__WRITTEN REQUEST__:
Gather from the material every line that contains the string "tarbimine".

__DATA FOR THE TASK__:
▬▬▬

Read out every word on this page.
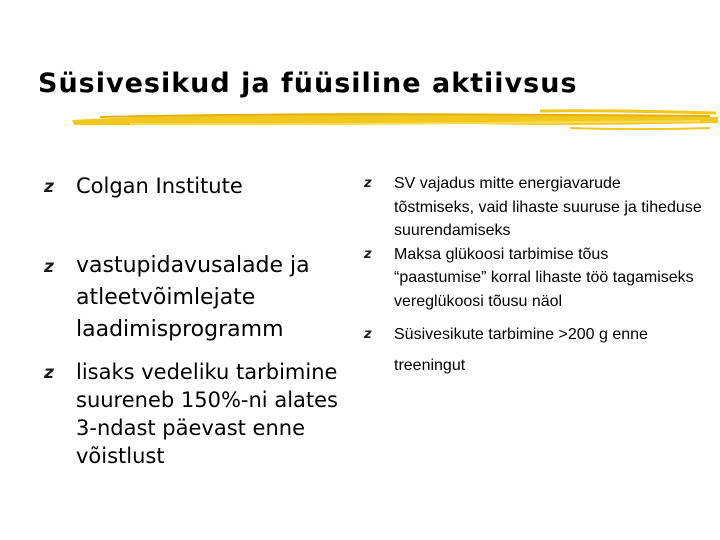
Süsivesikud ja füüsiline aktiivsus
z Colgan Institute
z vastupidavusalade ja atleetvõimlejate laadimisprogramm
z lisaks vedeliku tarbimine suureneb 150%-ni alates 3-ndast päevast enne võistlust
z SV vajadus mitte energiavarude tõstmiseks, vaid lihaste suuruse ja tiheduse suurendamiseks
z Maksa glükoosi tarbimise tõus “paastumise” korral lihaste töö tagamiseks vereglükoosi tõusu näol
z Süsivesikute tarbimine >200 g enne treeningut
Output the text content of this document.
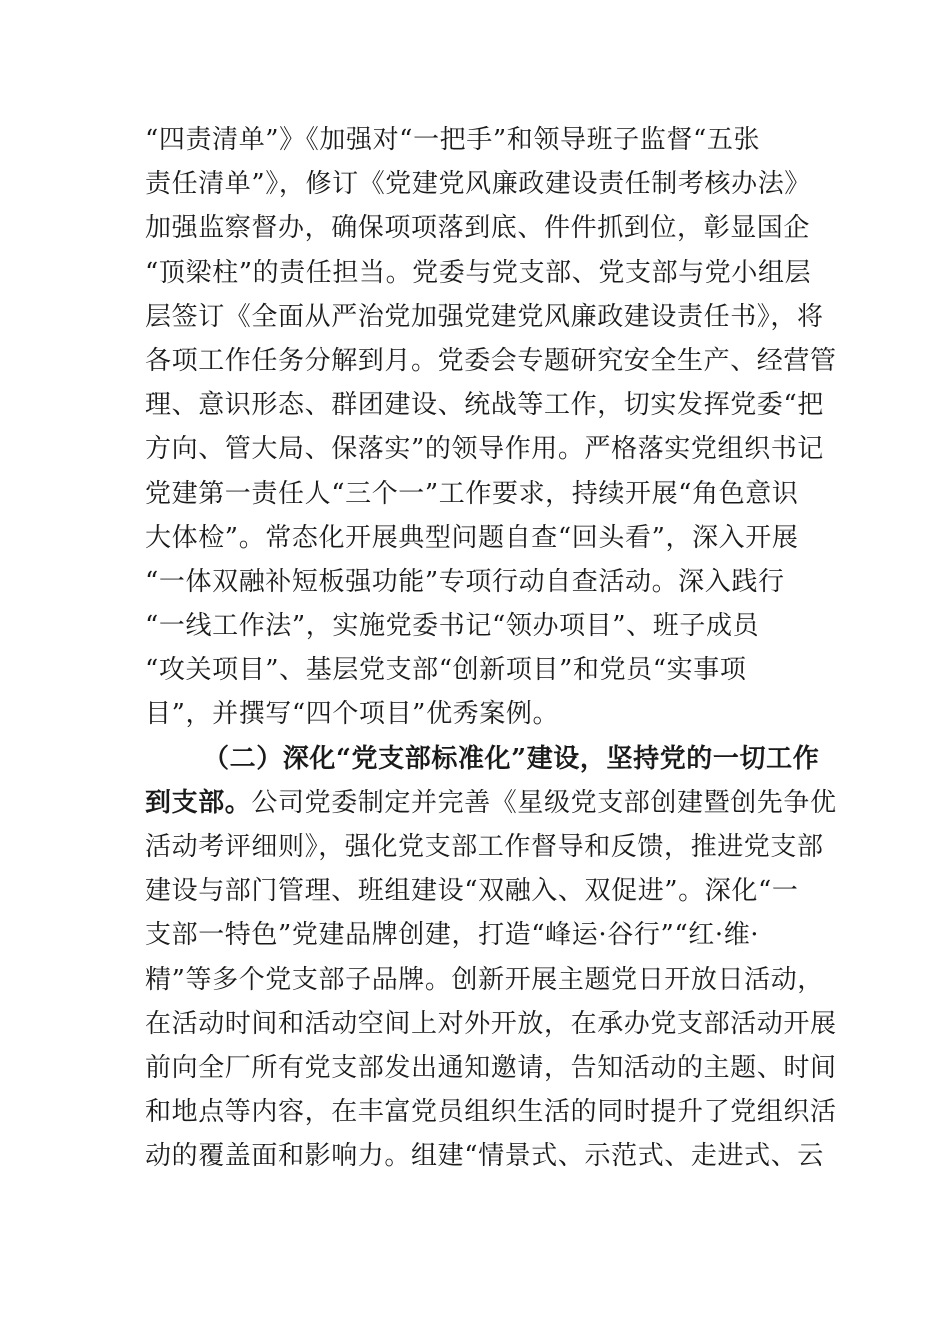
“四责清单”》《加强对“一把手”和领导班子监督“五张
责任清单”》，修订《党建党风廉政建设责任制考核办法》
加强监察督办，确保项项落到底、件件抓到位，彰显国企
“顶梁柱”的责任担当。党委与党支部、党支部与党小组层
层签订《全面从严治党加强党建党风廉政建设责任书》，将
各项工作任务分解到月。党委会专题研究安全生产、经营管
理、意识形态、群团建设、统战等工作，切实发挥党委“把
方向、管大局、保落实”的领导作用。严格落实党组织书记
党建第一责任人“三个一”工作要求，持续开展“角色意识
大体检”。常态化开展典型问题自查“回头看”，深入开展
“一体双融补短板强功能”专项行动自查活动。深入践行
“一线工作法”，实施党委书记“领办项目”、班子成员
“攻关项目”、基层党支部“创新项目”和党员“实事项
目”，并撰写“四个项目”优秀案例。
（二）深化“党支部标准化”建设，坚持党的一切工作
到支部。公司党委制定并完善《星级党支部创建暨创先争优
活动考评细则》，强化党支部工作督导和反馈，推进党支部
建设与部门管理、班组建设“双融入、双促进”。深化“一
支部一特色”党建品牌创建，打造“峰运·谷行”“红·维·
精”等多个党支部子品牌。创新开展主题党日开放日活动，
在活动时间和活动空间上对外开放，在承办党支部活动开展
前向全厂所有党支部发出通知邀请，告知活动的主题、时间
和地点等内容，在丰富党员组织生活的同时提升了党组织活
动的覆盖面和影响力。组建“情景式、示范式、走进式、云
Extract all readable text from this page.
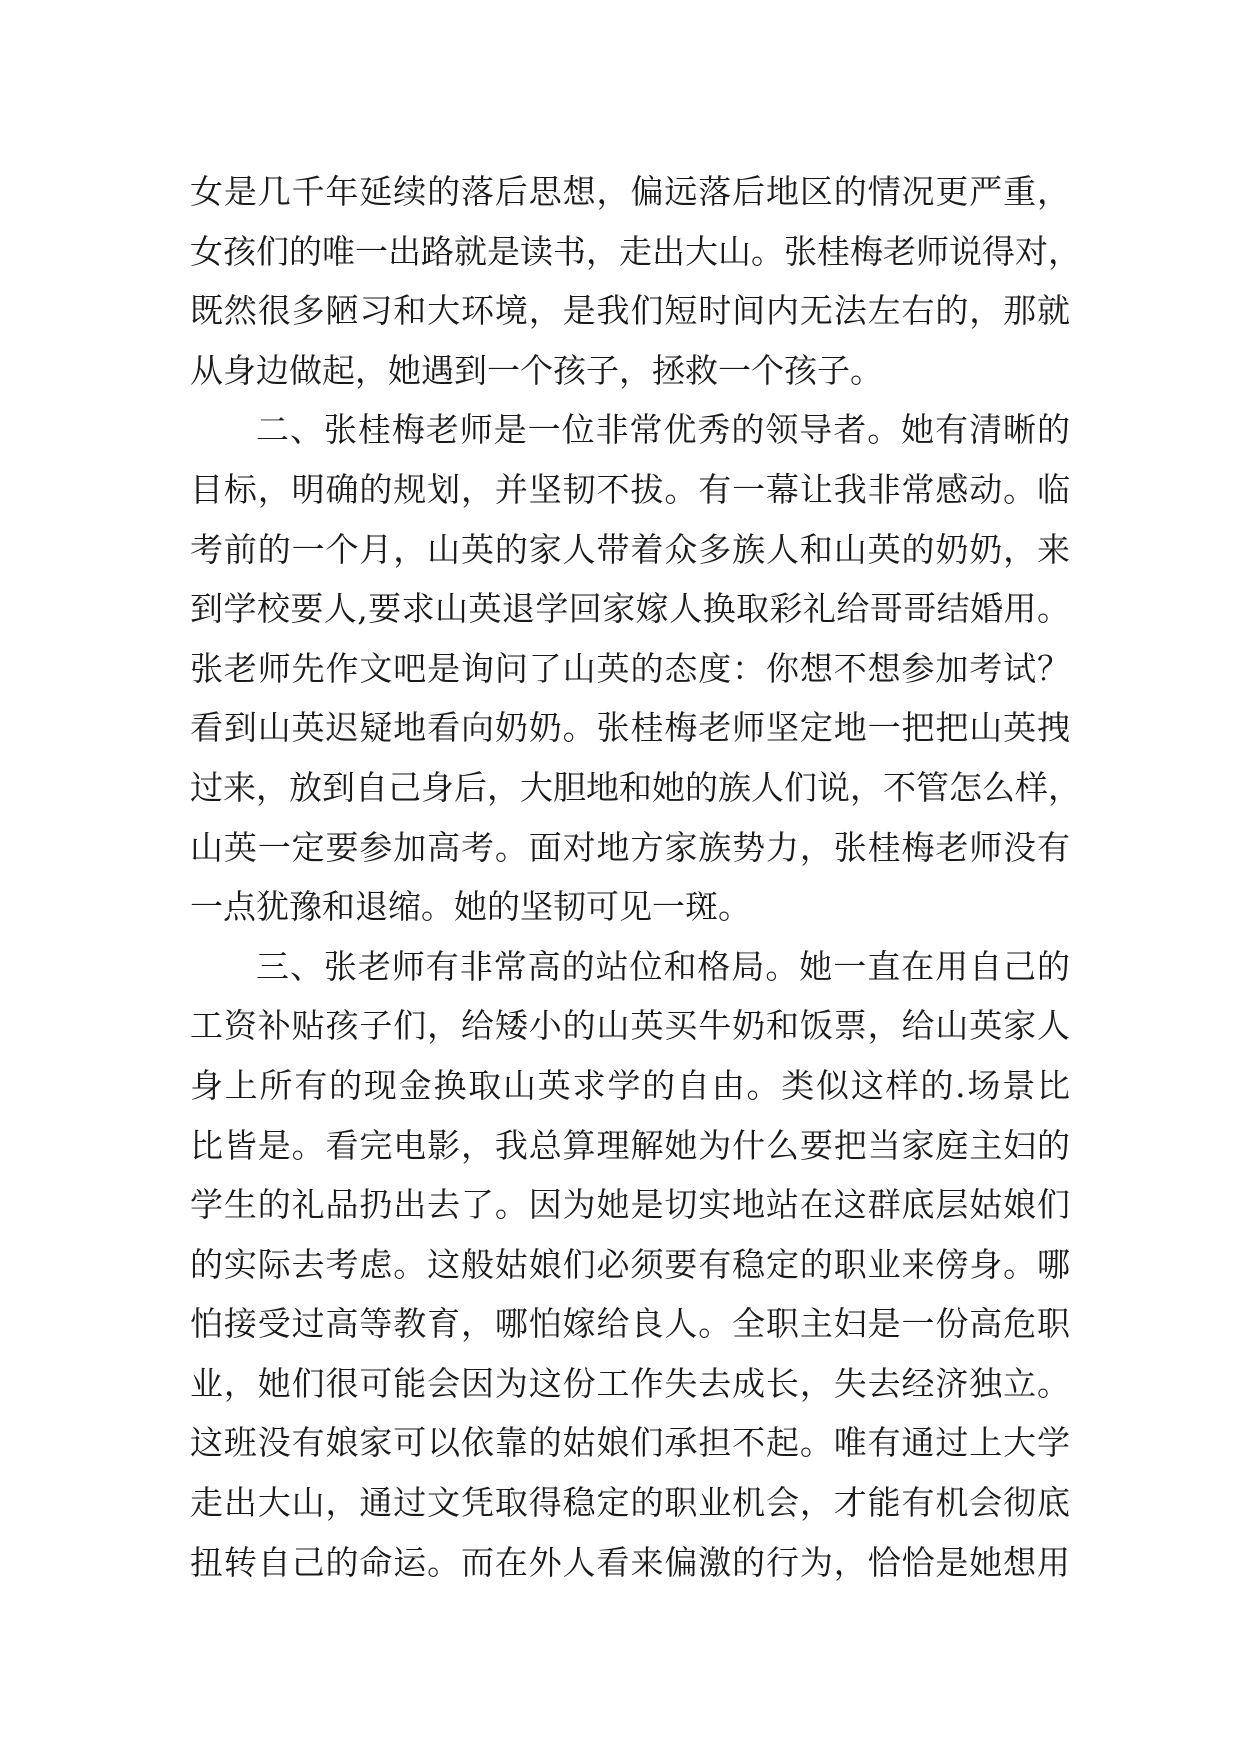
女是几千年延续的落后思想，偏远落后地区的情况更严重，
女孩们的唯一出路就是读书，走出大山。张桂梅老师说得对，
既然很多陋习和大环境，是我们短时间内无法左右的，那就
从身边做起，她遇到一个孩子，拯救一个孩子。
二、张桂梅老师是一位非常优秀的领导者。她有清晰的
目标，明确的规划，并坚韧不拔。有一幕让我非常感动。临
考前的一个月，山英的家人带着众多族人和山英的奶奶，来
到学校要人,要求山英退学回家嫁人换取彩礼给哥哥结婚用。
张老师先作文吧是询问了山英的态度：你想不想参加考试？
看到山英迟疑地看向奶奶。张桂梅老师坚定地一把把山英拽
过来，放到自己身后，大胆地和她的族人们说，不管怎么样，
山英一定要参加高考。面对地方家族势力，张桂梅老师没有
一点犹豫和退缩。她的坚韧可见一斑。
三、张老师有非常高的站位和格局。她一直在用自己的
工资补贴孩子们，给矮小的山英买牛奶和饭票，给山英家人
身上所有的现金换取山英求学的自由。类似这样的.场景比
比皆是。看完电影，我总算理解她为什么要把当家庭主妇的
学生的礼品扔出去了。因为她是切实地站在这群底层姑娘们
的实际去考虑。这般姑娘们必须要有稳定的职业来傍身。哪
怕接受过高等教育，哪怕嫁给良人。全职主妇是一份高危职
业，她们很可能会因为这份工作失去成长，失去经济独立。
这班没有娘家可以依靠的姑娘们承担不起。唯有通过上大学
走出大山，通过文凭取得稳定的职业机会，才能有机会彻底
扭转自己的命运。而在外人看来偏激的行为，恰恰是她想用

▬▬▬

__THE REPLY__:
z lisaks vedeliku tarbimine suureneb 150%-ni alates 3-ndast päevast enne võistlust
z Süsivesikute tarbimine >200 g enne treeningut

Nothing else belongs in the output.